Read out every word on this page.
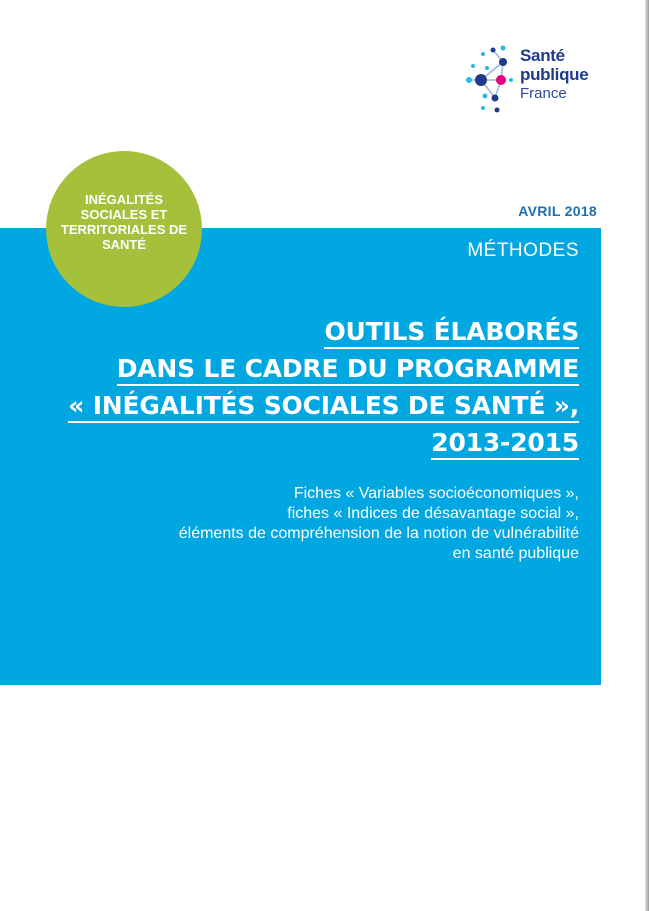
Santé
publique
France
AVRIL 2018
MÉTHODES
OUTILS ÉLABORÉS
DANS LE CADRE DU PROGRAMME
« INÉGALITÉS SOCIALES DE SANTÉ »,
2013-2015
Fiches « Variables socioéconomiques »,
fiches « Indices de désavantage social »,
éléments de compréhension de la notion de vulnérabilité
en santé publique
INÉGALITÉS
SOCIALES ET
TERRITORIALES DE
SANTÉ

> Set task: Make an exact copy of the listing above. Do not include the pictures.

> Full response:
Read out every word on this page.
Santé
publique
France
AVRIL 2018
MÉTHODES
OUTILS ÉLABORÉS
DANS LE CADRE DU PROGRAMME
« INÉGALITÉS SOCIALES DE SANTÉ »,
2013-2015
Fiches « Variables socioéconomiques »,
fiches « Indices de désavantage social »,
éléments de compréhension de la notion de vulnérabilité
en santé publique
INÉGALITÉS
SOCIALES ET
TERRITORIALES DE
SANTÉ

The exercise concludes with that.